Write out every entry, unchanged. Skip any picture.

§ **Extracted records**:

★ ★ ★ ★ ★ ★ ★

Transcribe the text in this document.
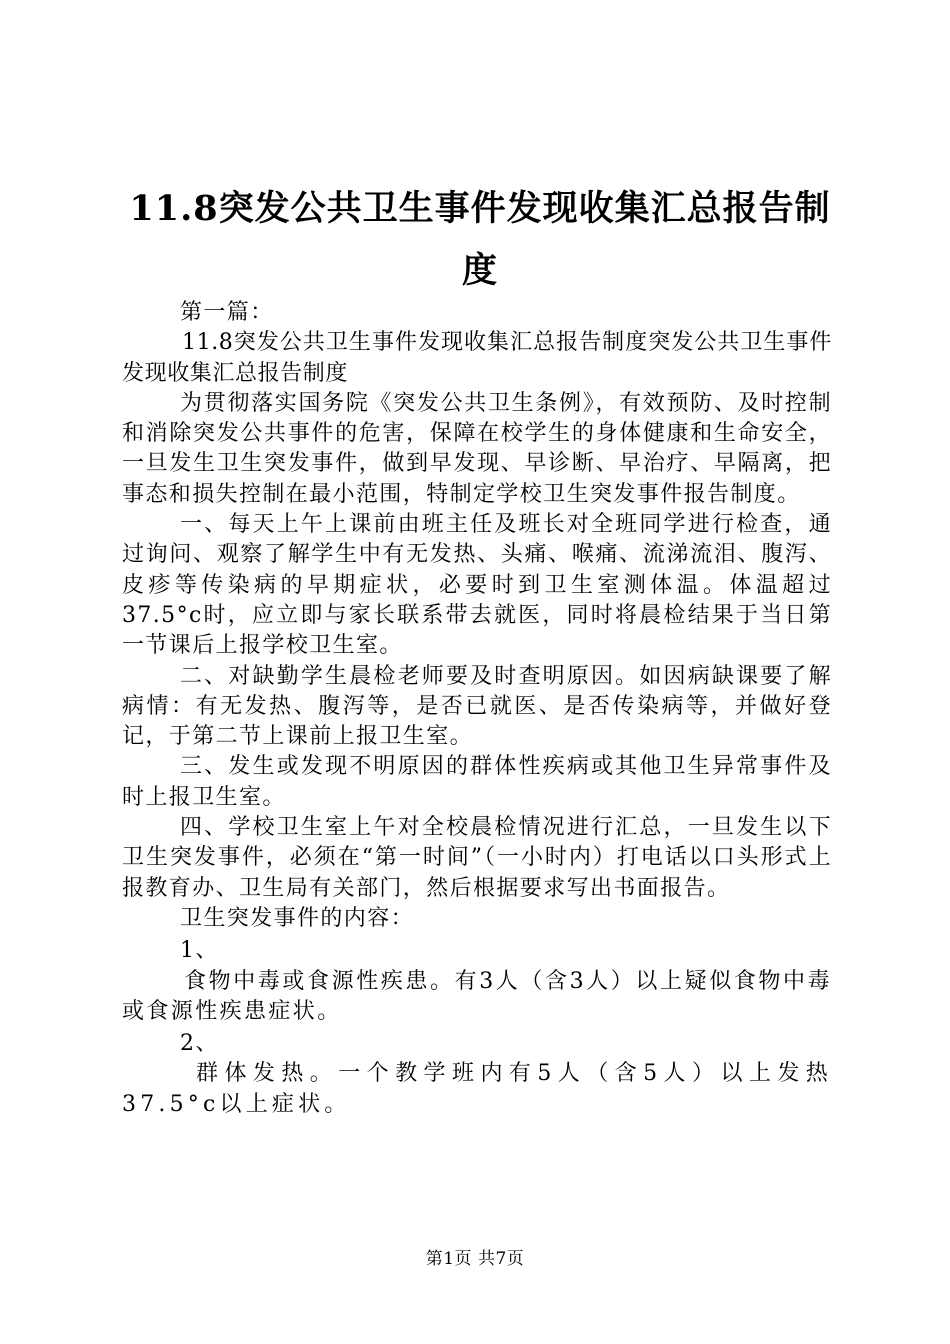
11.8突发公共卫生事件发现收集汇总报告制
度

第一篇：

11.8突发公共卫生事件发现收集汇总报告制度突发公共卫生事件发现收集汇总报告制度

为贯彻落实国务院《突发公共卫生条例》，有效预防、及时控制和消除突发公共事件的危害，保障在校学生的身体健康和生命安全，一旦发生卫生突发事件，做到早发现、早诊断、早治疗、早隔离，把事态和损失控制在最小范围，特制定学校卫生突发事件报告制度。

一、每天上午上课前由班主任及班长对全班同学进行检查，通过询问、观察了解学生中有无发热、头痛、喉痛、流涕流泪、腹泻、皮疹等传染病的早期症状，必要时到卫生室测体温。体温超过37.5°c时，应立即与家长联系带去就医，同时将晨检结果于当日第一节课后上报学校卫生室。

二、对缺勤学生晨检老师要及时查明原因。如因病缺课要了解病情：有无发热、腹泻等，是否已就医、是否传染病等，并做好登记，于第二节上课前上报卫生室。

三、发生或发现不明原因的群体性疾病或其他卫生异常事件及时上报卫生室。

四、学校卫生室上午对全校晨检情况进行汇总，一旦发生以下卫生突发事件，必须在“第一时间”（一小时内）打电话以口头形式上报教育办、卫生局有关部门，然后根据要求写出书面报告。

卫生突发事件的内容：

1、

食物中毒或食源性疾患。有3人（含3人）以上疑似食物中毒或食源性疾患症状。

2、

群体发热。一个教学班内有5人（含5人）以上发热37.5°c以上症状。

第1页 共7页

★ ★ ★ ★ ★ ★ ★

§ **Reply to the task**:
Transcribe the text in this document.
11.8突发公共卫生事件发现收集汇总报告制
度

第一篇：

11.8突发公共卫生事件发现收集汇总报告制度突发公共卫生事件发现收集汇总报告制度

为贯彻落实国务院《突发公共卫生条例》，有效预防、及时控制和消除突发公共事件的危害，保障在校学生的身体健康和生命安全，一旦发生卫生突发事件，做到早发现、早诊断、早治疗、早隔离，把事态和损失控制在最小范围，特制定学校卫生突发事件报告制度。

一、每天上午上课前由班主任及班长对全班同学进行检查，通过询问、观察了解学生中有无发热、头痛、喉痛、流涕流泪、腹泻、皮疹等传染病的早期症状，必要时到卫生室测体温。体温超过37.5°c时，应立即与家长联系带去就医，同时将晨检结果于当日第一节课后上报学校卫生室。

二、对缺勤学生晨检老师要及时查明原因。如因病缺课要了解病情：有无发热、腹泻等，是否已就医、是否传染病等，并做好登记，于第二节上课前上报卫生室。

三、发生或发现不明原因的群体性疾病或其他卫生异常事件及时上报卫生室。

四、学校卫生室上午对全校晨检情况进行汇总，一旦发生以下卫生突发事件，必须在“第一时间”（一小时内）打电话以口头形式上报教育办、卫生局有关部门，然后根据要求写出书面报告。

卫生突发事件的内容：

1、

食物中毒或食源性疾患。有3人（含3人）以上疑似食物中毒或食源性疾患症状。

2、

群体发热。一个教学班内有5人（含5人）以上发热37.5°c以上症状。

第1页 共7页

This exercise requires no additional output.